* BEGIN Raw records *

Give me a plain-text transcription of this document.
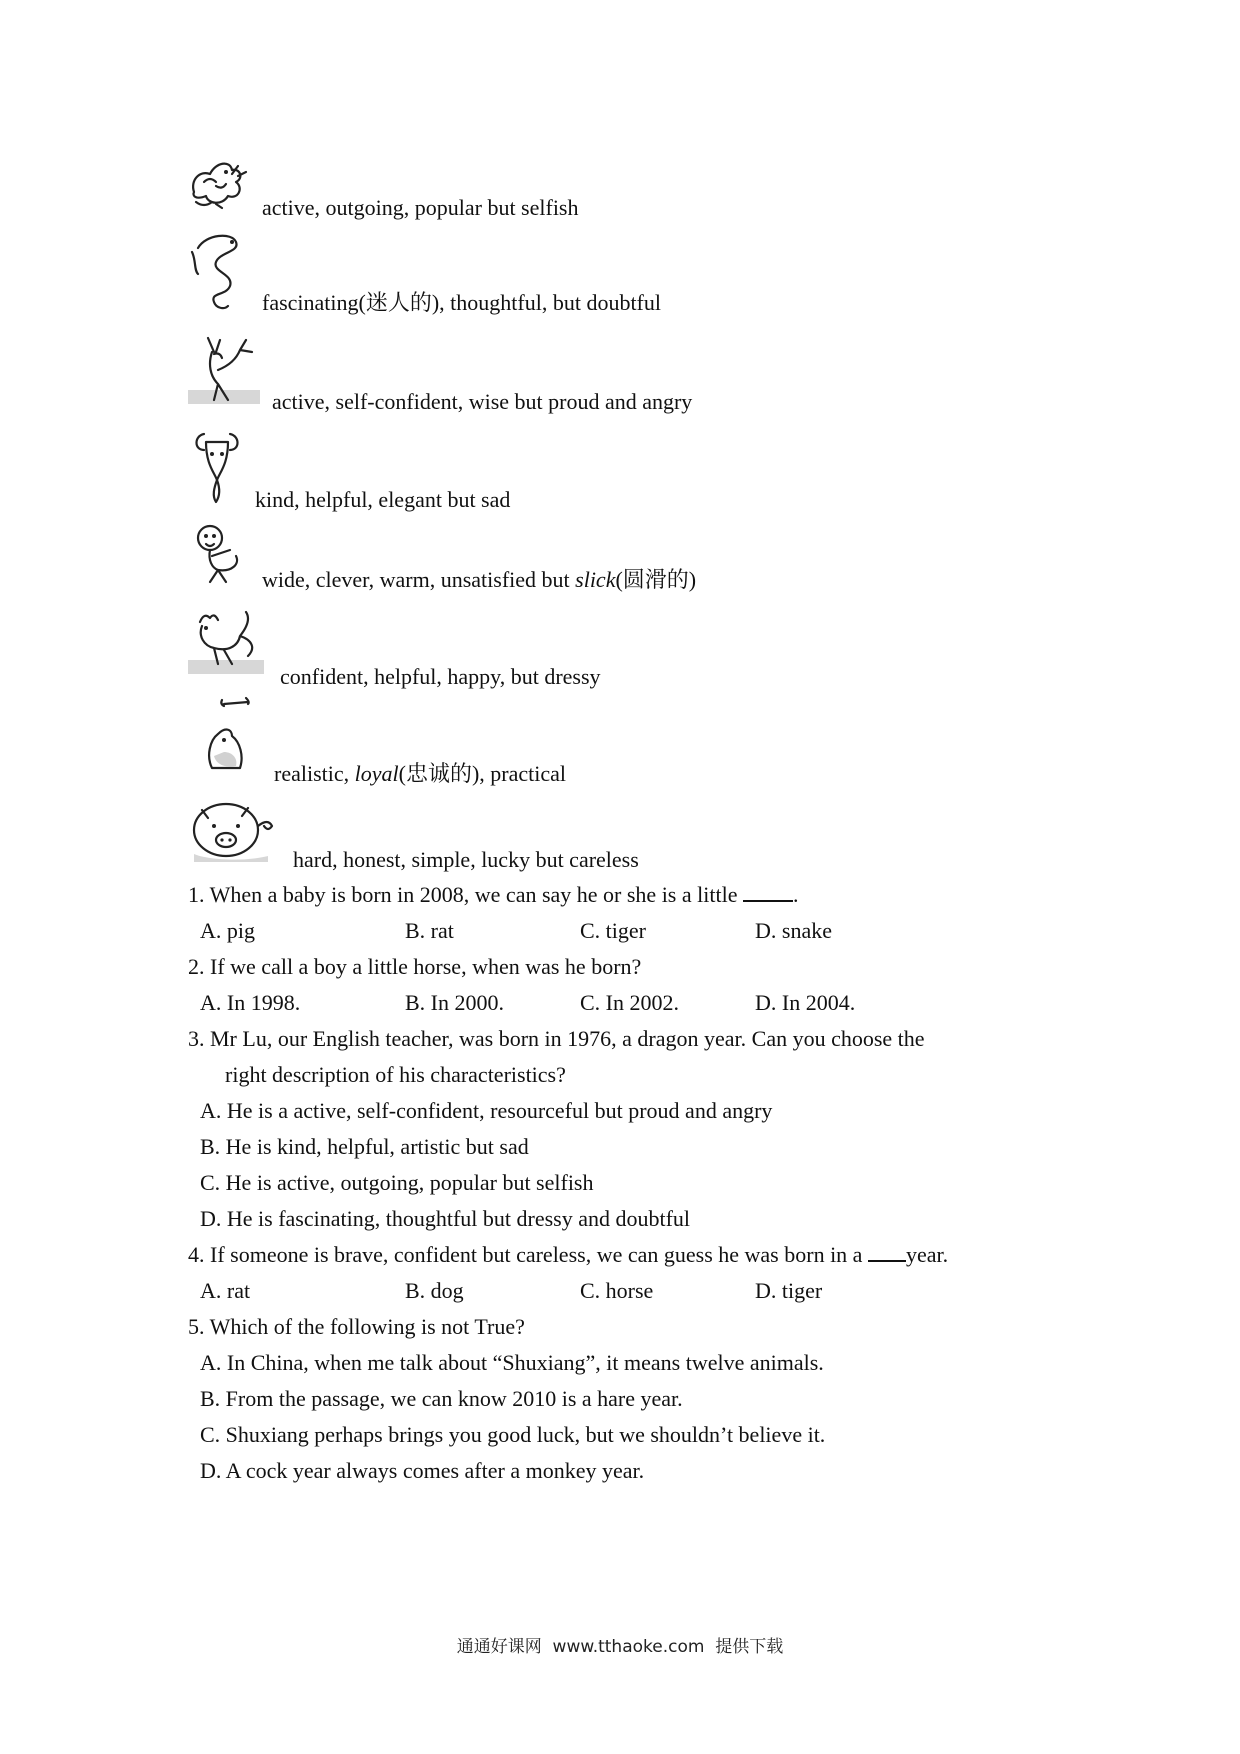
active, outgoing, popular but selfish
fascinating(迷人的), thoughtful, but doubtful
active, self-confident, wise but proud and angry
kind, helpful, elegant but sad
wide, clever, warm, unsatisfied but slick(圆滑的)
confident, helpful, happy, but dressy
realistic, loyal(忠诚的), practical
hard, honest, simple, lucky but careless
1. When a baby is born in 2008, we can say he or she is a little .
A. pig	B. rat	C. tiger	D. snake
2. If we call a boy a little horse, when was he born?
A. In 1998.	B. In 2000.	C. In 2002.	D. In 2004.
3. Mr Lu, our English teacher, was born in 1976, a dragon year. Can you choose the
right description of his characteristics?
A. He is a active, self-confident, resourceful but proud and angry
B. He is kind, helpful, artistic but sad
C. He is active, outgoing, popular but selfish
D. He is fascinating, thoughtful but dressy and doubtful
4. If someone is brave, confident but careless, we can guess he was born in a year.
A. rat	B. dog	C. horse	D. tiger
5. Which of the following is not True?
A. In China, when me talk about “Shuxiang”, it means twelve animals.
B. From the passage, we can know 2010 is a hare year.
C. Shuxiang perhaps brings you good luck, but we shouldn’t believe it.
D. A cock year always comes after a monkey year.
通通好课网  www.tthaoke.com  提供下载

* END Raw records *

Set exercise: All the records need to be repeated exactly, with the images dropped.

The reply:
Give me a plain-text transcription of this document.
active, outgoing, popular but selfish
fascinating(迷人的), thoughtful, but doubtful
active, self-confident, wise but proud and angry
kind, helpful, elegant but sad
wide, clever, warm, unsatisfied but slick(圆滑的)
confident, helpful, happy, but dressy
realistic, loyal(忠诚的), practical
hard, honest, simple, lucky but careless
1. When a baby is born in 2008, we can say he or she is a little .
A. pig	B. rat	C. tiger	D. snake
2. If we call a boy a little horse, when was he born?
A. In 1998.	B. In 2000.	C. In 2002.	D. In 2004.
3. Mr Lu, our English teacher, was born in 1976, a dragon year. Can you choose the
right description of his characteristics?
A. He is a active, self-confident, resourceful but proud and angry
B. He is kind, helpful, artistic but sad
C. He is active, outgoing, popular but selfish
D. He is fascinating, thoughtful but dressy and doubtful
4. If someone is brave, confident but careless, we can guess he was born in a year.
A. rat	B. dog	C. horse	D. tiger
5. Which of the following is not True?
A. In China, when me talk about “Shuxiang”, it means twelve animals.
B. From the passage, we can know 2010 is a hare year.
C. Shuxiang perhaps brings you good luck, but we shouldn’t believe it.
D. A cock year always comes after a monkey year.
通通好课网  www.tthaoke.com  提供下载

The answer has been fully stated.